## SHORT PROBLEM
Find the lines holding "realizzare" and copy them.

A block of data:
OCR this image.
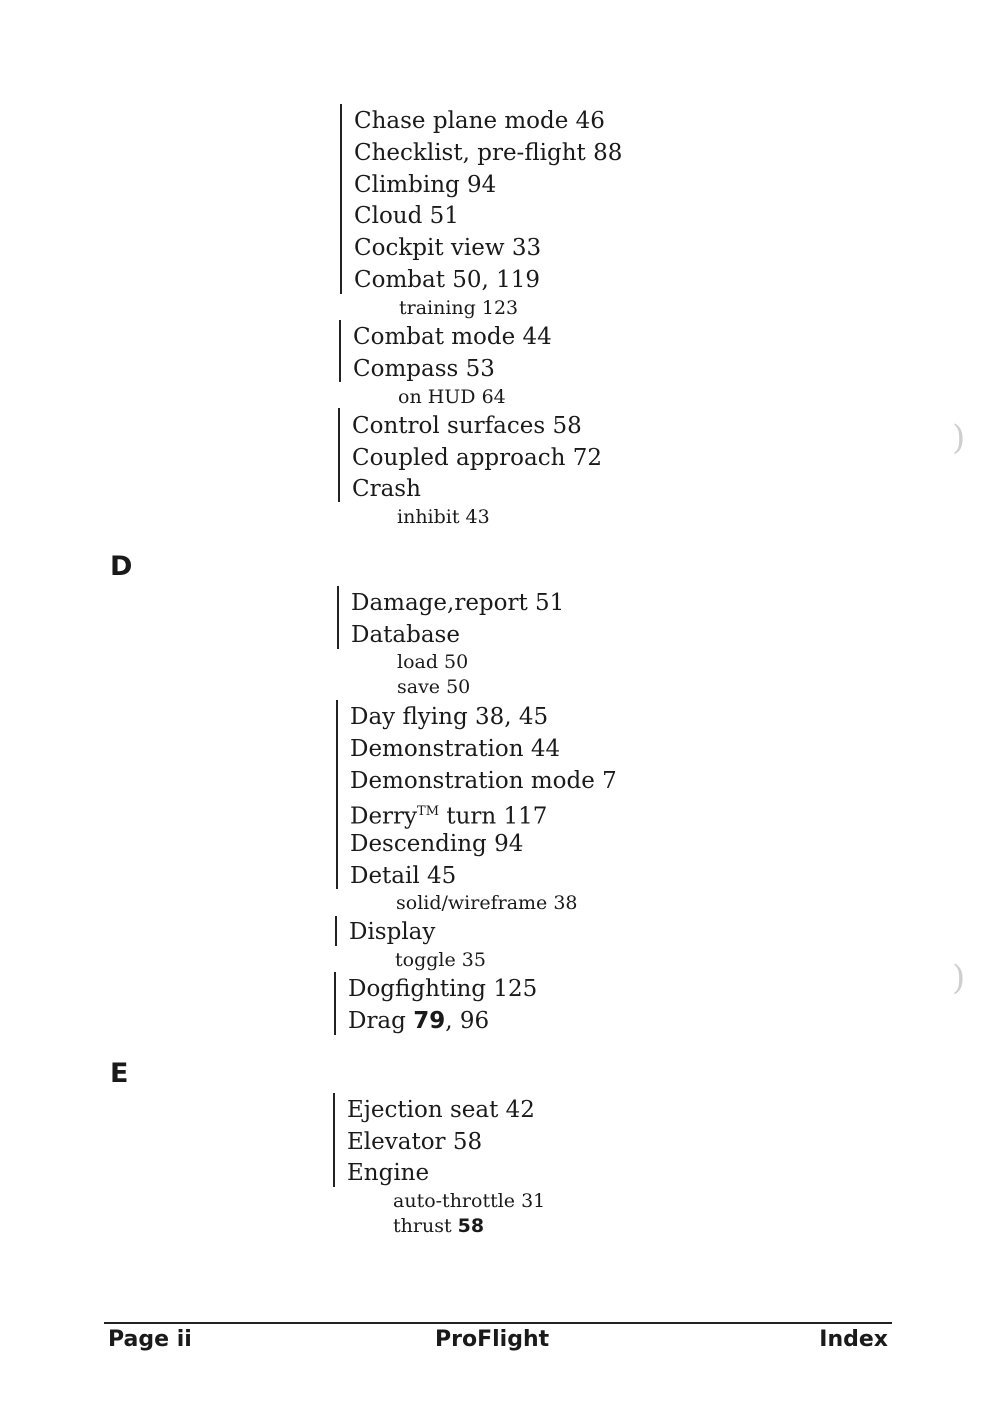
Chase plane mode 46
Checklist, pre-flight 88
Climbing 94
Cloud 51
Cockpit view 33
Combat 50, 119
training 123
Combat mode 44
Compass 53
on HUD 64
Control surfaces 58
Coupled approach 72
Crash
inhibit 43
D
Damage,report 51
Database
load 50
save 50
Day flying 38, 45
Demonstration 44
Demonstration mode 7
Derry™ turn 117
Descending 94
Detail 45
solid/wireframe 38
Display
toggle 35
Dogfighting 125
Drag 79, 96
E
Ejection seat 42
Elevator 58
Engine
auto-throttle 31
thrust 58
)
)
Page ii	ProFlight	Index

* * *

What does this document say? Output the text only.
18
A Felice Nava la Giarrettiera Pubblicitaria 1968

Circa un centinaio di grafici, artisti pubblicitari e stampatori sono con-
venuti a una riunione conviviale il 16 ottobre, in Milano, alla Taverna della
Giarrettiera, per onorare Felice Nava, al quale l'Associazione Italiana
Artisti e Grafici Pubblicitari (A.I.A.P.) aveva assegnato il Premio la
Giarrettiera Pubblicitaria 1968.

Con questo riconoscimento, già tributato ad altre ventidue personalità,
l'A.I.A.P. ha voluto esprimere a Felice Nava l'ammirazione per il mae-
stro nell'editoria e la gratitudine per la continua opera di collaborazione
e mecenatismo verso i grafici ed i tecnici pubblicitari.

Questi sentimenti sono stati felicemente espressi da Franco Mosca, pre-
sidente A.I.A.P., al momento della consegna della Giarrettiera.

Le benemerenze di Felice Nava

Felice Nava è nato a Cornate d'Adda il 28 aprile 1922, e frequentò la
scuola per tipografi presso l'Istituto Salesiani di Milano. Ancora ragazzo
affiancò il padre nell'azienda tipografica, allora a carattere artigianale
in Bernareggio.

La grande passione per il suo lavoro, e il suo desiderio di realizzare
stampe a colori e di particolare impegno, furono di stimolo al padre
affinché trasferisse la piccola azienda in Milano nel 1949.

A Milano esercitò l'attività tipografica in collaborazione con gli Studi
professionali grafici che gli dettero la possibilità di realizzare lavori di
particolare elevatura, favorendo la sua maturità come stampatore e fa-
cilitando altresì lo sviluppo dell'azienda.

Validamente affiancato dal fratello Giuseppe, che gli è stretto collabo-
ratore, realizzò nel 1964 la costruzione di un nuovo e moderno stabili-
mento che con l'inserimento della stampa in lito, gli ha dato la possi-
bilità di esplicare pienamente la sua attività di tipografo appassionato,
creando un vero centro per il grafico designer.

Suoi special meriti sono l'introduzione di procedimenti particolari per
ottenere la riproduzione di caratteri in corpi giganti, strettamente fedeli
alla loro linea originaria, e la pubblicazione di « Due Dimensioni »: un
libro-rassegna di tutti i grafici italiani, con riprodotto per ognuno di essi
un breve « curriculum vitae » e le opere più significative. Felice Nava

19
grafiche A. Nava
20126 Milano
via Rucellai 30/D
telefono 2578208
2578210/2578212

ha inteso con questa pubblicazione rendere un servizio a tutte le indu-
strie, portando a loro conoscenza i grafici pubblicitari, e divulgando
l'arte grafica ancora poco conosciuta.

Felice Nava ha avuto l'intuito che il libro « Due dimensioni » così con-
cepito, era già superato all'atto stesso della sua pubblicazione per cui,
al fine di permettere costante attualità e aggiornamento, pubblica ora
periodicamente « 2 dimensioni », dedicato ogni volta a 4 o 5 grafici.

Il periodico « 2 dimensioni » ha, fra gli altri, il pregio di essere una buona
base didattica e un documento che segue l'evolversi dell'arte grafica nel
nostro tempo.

## RESULT OF THE TASK
La grande passione per il suo lavoro, e il suo desiderio di realizzare
professionali grafici che gli dettero la possibilità di realizzare lavori di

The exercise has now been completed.